_MATERIAL PROVIDED_
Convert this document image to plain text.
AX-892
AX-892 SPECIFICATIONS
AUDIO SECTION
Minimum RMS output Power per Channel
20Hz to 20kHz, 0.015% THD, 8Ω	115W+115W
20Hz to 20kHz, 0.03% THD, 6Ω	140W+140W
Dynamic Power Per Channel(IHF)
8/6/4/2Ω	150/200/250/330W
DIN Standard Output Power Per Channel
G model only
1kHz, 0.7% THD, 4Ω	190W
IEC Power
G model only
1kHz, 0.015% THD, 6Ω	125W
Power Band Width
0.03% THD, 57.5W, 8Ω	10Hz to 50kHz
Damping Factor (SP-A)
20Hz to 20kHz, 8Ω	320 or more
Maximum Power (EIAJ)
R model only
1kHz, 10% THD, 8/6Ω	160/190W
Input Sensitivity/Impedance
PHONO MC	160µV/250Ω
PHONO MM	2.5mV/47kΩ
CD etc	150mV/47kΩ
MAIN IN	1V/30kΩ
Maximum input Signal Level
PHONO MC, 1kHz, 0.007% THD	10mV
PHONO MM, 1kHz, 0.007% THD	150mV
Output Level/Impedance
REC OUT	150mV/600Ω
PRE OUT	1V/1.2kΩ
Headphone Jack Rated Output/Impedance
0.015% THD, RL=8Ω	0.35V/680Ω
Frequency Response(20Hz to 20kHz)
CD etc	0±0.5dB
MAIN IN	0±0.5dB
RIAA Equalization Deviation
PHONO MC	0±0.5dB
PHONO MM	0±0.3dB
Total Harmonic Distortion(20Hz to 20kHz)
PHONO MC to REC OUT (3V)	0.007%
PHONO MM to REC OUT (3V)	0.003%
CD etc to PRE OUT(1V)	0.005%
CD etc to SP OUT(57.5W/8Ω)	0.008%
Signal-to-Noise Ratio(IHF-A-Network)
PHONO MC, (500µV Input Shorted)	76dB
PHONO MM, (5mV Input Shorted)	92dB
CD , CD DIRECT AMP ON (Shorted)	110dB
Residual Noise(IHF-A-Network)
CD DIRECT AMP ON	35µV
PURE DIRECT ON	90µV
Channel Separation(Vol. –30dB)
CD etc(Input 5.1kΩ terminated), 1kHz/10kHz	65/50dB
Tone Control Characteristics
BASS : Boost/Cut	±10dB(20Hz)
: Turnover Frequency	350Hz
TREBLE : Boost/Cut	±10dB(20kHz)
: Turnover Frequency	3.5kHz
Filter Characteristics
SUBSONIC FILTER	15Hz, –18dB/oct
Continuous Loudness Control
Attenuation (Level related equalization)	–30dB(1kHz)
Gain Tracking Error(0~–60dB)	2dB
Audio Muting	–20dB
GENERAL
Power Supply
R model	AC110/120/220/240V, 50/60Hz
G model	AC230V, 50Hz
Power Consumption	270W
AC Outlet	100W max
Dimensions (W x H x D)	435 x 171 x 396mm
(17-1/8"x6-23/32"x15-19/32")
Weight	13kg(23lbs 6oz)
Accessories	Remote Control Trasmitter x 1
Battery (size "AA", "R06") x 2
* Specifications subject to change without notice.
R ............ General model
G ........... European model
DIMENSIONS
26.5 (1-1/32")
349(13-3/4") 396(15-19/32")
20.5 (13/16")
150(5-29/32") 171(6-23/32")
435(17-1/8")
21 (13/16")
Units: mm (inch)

_GOAL_
Extract each line from the listing that holds the word "Maximum".

_SOLUTION TO THE EXERCISE_
Maximum Power (EIAJ)
Maximum input Signal Level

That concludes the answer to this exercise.